Figure collection entries:
-=-=-

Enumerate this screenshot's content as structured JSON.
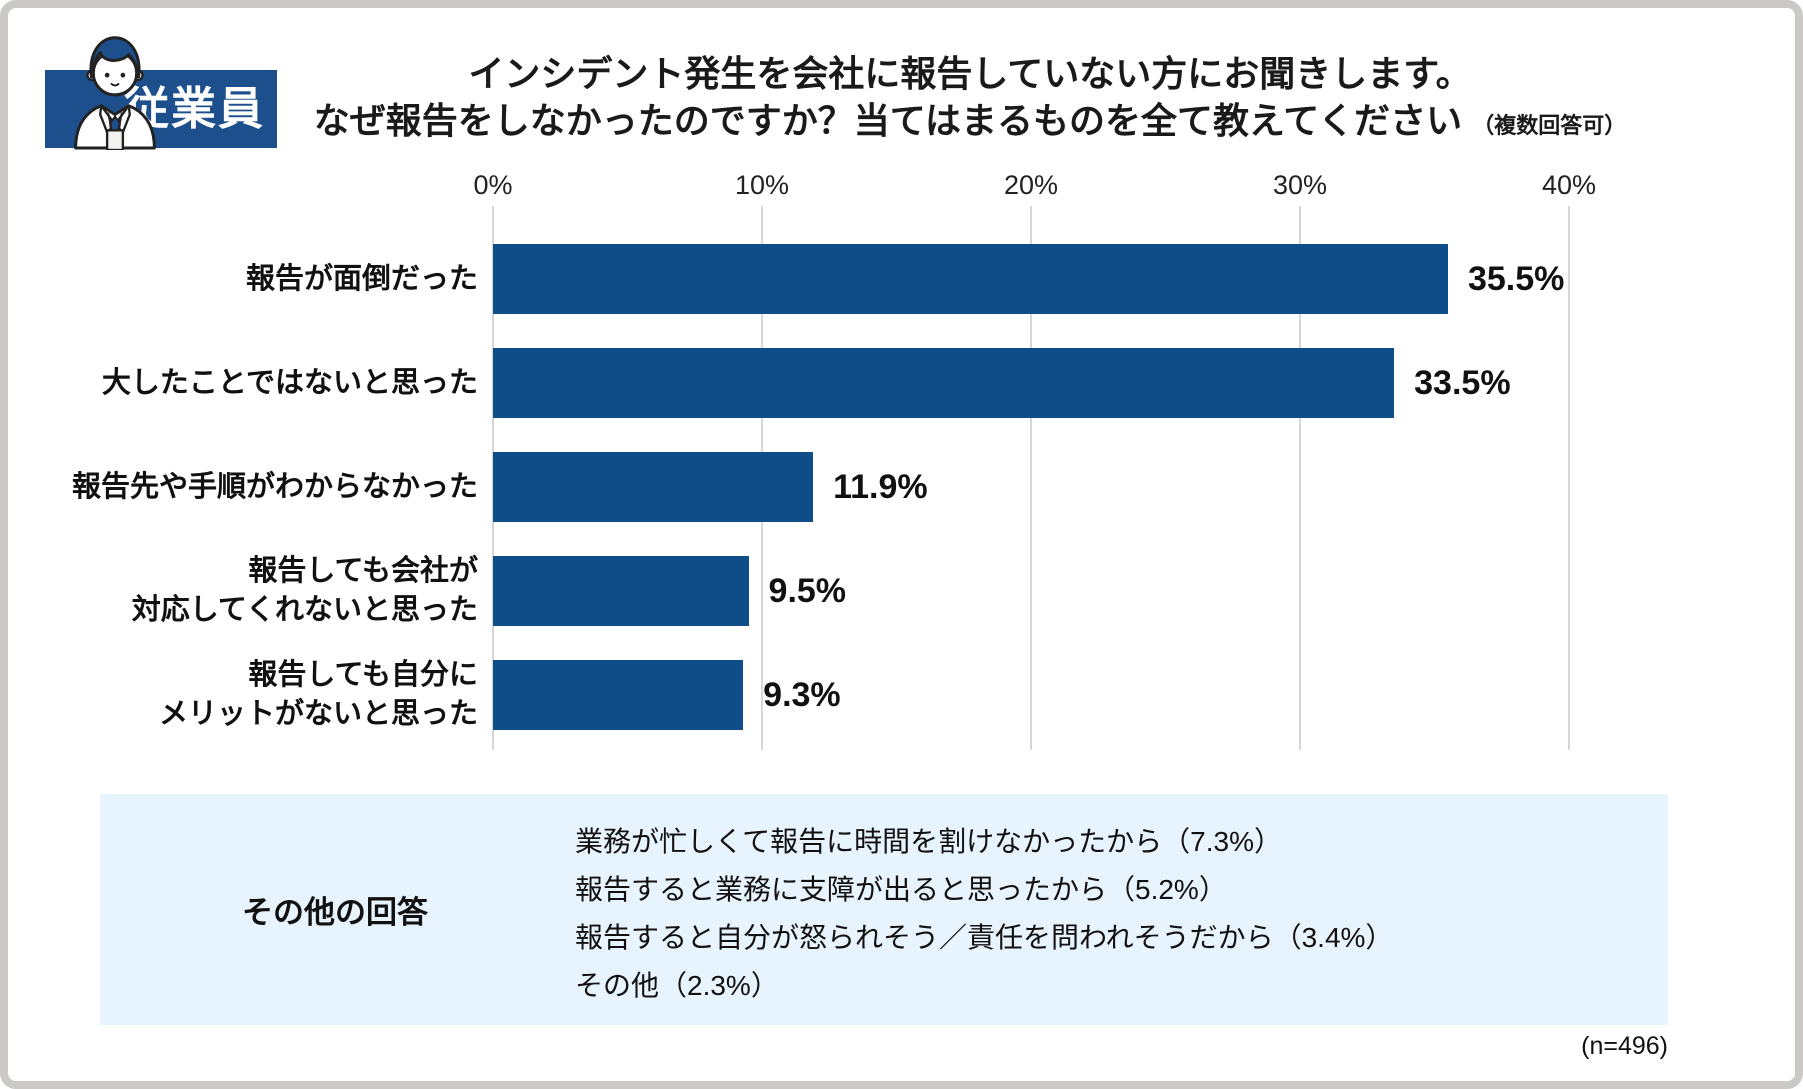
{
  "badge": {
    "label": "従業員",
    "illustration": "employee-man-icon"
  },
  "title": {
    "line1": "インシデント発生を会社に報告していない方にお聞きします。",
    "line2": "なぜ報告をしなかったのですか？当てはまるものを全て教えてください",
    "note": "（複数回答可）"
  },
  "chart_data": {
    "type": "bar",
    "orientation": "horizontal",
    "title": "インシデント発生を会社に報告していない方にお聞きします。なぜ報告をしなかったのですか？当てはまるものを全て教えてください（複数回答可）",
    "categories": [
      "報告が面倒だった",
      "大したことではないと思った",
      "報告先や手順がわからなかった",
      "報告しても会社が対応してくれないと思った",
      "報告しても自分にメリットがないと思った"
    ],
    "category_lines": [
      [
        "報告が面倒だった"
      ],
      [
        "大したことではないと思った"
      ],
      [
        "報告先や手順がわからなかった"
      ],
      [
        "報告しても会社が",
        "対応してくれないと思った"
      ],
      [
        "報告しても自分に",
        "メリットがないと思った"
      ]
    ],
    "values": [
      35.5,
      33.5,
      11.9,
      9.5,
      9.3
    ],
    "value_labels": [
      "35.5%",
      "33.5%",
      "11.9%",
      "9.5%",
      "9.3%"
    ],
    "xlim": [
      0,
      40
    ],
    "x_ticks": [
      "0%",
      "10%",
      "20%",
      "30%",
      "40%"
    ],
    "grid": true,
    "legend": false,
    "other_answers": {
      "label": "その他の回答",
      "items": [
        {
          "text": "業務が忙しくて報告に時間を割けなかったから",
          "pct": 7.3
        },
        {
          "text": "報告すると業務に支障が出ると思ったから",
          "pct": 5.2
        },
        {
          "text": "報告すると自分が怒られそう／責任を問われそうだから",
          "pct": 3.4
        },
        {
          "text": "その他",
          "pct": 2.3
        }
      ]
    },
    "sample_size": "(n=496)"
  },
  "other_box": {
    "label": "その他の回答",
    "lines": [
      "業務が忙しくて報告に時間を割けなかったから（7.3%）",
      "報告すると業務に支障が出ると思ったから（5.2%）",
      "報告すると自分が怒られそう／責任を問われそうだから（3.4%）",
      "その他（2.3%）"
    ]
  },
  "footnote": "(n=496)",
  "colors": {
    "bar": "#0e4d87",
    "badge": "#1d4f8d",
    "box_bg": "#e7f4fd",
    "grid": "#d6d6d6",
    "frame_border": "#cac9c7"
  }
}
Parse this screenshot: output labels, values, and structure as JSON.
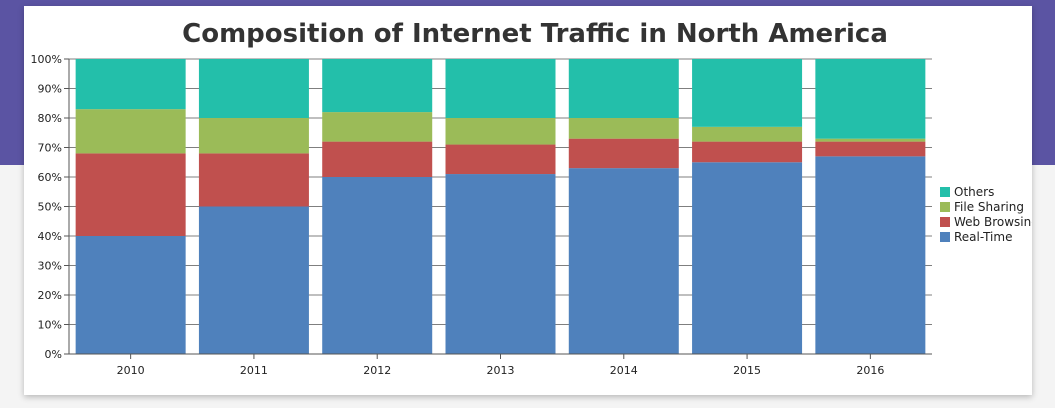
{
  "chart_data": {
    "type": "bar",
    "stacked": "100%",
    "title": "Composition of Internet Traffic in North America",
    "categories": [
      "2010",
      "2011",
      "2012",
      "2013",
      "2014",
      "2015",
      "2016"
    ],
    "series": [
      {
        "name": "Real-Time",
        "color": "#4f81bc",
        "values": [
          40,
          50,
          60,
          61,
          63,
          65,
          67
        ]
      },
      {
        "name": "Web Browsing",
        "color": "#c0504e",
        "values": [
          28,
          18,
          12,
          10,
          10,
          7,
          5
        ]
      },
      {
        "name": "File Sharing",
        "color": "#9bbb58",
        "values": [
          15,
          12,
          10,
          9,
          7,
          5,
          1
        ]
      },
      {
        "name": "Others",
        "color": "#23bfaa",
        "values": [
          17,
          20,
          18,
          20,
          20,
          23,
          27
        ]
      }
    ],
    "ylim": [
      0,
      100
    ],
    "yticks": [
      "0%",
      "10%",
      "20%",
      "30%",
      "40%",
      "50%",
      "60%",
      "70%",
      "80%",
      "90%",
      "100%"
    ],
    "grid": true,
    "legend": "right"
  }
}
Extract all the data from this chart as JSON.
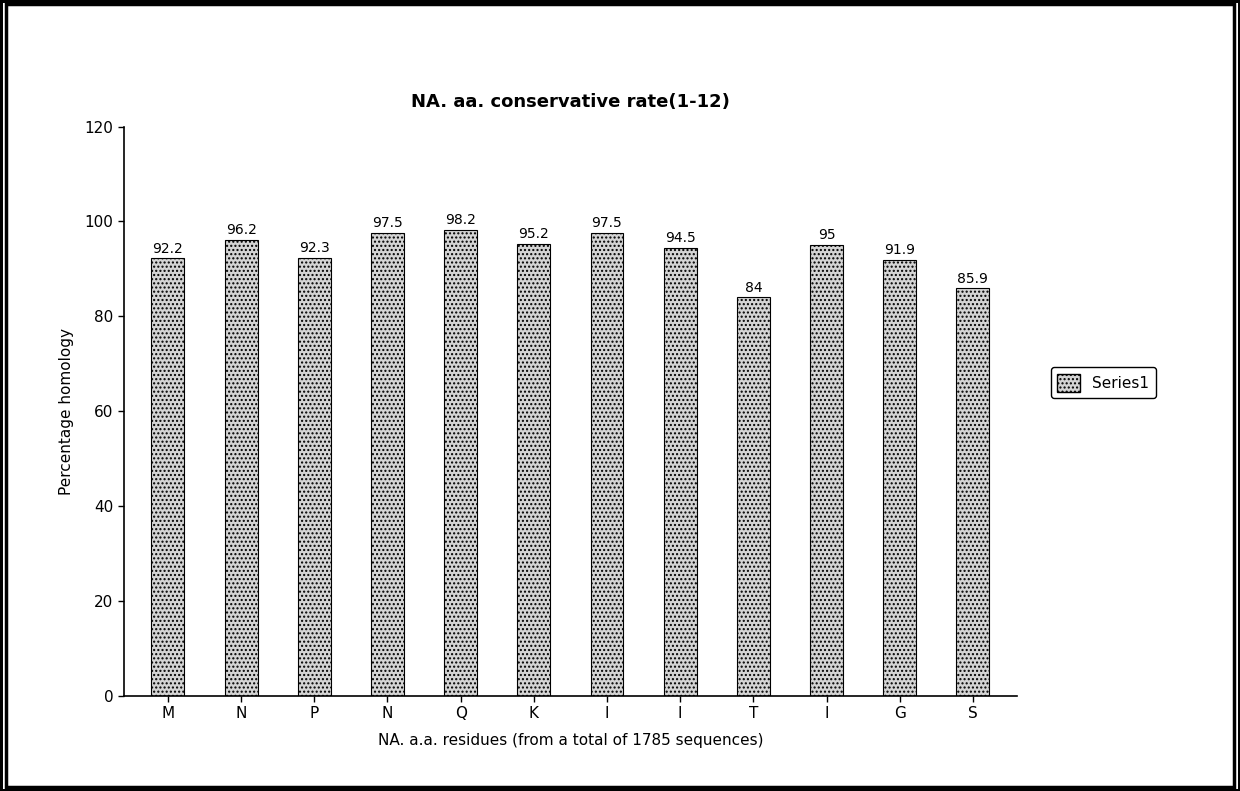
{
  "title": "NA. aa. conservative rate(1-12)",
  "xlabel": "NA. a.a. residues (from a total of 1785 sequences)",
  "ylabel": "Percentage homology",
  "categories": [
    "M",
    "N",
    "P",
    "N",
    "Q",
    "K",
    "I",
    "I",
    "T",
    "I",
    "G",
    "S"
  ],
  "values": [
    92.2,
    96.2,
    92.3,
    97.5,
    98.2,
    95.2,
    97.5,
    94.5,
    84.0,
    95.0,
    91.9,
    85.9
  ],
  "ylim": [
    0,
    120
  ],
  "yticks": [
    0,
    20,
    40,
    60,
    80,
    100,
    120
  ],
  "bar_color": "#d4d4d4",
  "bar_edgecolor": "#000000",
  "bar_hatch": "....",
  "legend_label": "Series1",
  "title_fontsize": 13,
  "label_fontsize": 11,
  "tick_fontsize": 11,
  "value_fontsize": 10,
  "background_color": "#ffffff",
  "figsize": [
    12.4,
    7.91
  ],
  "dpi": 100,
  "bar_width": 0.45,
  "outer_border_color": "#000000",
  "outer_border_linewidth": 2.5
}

-=-=-

GOAL.
Copy all the lines of data exactly as they appear, dropping any images.

EXERCISE RESPONSE.
Enumerate this screenshot's content as structured JSON.
{
  "badge": {
    "label": "従業員",
    "illustration": "employee-man-icon"
  },
  "title": {
    "line1": "インシデント発生を会社に報告していない方にお聞きします。",
    "line2": "なぜ報告をしなかったのですか？当てはまるものを全て教えてください",
    "note": "（複数回答可）"
  },
  "chart_data": {
    "type": "bar",
    "orientation": "horizontal",
    "title": "インシデント発生を会社に報告していない方にお聞きします。なぜ報告をしなかったのですか？当てはまるものを全て教えてください（複数回答可）",
    "categories": [
      "報告が面倒だった",
      "大したことではないと思った",
      "報告先や手順がわからなかった",
      "報告しても会社が対応してくれないと思った",
      "報告しても自分にメリットがないと思った"
    ],
    "category_lines": [
      [
        "報告が面倒だった"
      ],
      [
        "大したことではないと思った"
      ],
      [
        "報告先や手順がわからなかった"
      ],
      [
        "報告しても会社が",
        "対応してくれないと思った"
      ],
      [
        "報告しても自分に",
        "メリットがないと思った"
      ]
    ],
    "values": [
      35.5,
      33.5,
      11.9,
      9.5,
      9.3
    ],
    "value_labels": [
      "35.5%",
      "33.5%",
      "11.9%",
      "9.5%",
      "9.3%"
    ],
    "xlim": [
      0,
      40
    ],
    "x_ticks": [
      "0%",
      "10%",
      "20%",
      "30%",
      "40%"
    ],
    "grid": true,
    "legend": false,
    "other_answers": {
      "label": "その他の回答",
      "items": [
        {
          "text": "業務が忙しくて報告に時間を割けなかったから",
          "pct": 7.3
        },
        {
          "text": "報告すると業務に支障が出ると思ったから",
          "pct": 5.2
        },
        {
          "text": "報告すると自分が怒られそう／責任を問われそうだから",
          "pct": 3.4
        },
        {
          "text": "その他",
          "pct": 2.3
        }
      ]
    },
    "sample_size": "(n=496)"
  },
  "other_box": {
    "label": "その他の回答",
    "lines": [
      "業務が忙しくて報告に時間を割けなかったから（7.3%）",
      "報告すると業務に支障が出ると思ったから（5.2%）",
      "報告すると自分が怒られそう／責任を問われそうだから（3.4%）",
      "その他（2.3%）"
    ]
  },
  "footnote": "(n=496)",
  "colors": {
    "bar": "#0e4d87",
    "badge": "#1d4f8d",
    "box_bg": "#e7f4fd",
    "grid": "#d6d6d6",
    "frame_border": "#cac9c7"
  }
}
Parse this screenshot: output labels, values, and structure as JSON.
{
  "chart_data": {
    "type": "bar",
    "stacked": "100%",
    "title": "Composition of Internet Traffic in North America",
    "categories": [
      "2010",
      "2011",
      "2012",
      "2013",
      "2014",
      "2015",
      "2016"
    ],
    "series": [
      {
        "name": "Real-Time",
        "color": "#4f81bc",
        "values": [
          40,
          50,
          60,
          61,
          63,
          65,
          67
        ]
      },
      {
        "name": "Web Browsing",
        "color": "#c0504e",
        "values": [
          28,
          18,
          12,
          10,
          10,
          7,
          5
        ]
      },
      {
        "name": "File Sharing",
        "color": "#9bbb58",
        "values": [
          15,
          12,
          10,
          9,
          7,
          5,
          1
        ]
      },
      {
        "name": "Others",
        "color": "#23bfaa",
        "values": [
          17,
          20,
          18,
          20,
          20,
          23,
          27
        ]
      }
    ],
    "ylim": [
      0,
      100
    ],
    "yticks": [
      "0%",
      "10%",
      "20%",
      "30%",
      "40%",
      "50%",
      "60%",
      "70%",
      "80%",
      "90%",
      "100%"
    ],
    "grid": true,
    "legend": "right"
  }
}
Extract all the data from this chart as JSON.
{
  "title": "NA. aa. conservative rate(1-12)",
  "xlabel": "NA. a.a. residues (from a total of 1785 sequences)",
  "ylabel": "Percentage homology",
  "categories": [
    "M",
    "N",
    "P",
    "N",
    "Q",
    "K",
    "I",
    "I",
    "T",
    "I",
    "G",
    "S"
  ],
  "values": [
    92.2,
    96.2,
    92.3,
    97.5,
    98.2,
    95.2,
    97.5,
    94.5,
    84.0,
    95.0,
    91.9,
    85.9
  ],
  "ylim": [
    0,
    120
  ],
  "yticks": [
    0,
    20,
    40,
    60,
    80,
    100,
    120
  ],
  "bar_color": "#d4d4d4",
  "bar_edgecolor": "#000000",
  "bar_hatch": "....",
  "legend_label": "Series1",
  "title_fontsize": 13,
  "label_fontsize": 11,
  "tick_fontsize": 11,
  "value_fontsize": 10,
  "background_color": "#ffffff",
  "figsize": [
    12.4,
    7.91
  ],
  "dpi": 100,
  "bar_width": 0.45,
  "outer_border_color": "#000000",
  "outer_border_linewidth": 2.5
}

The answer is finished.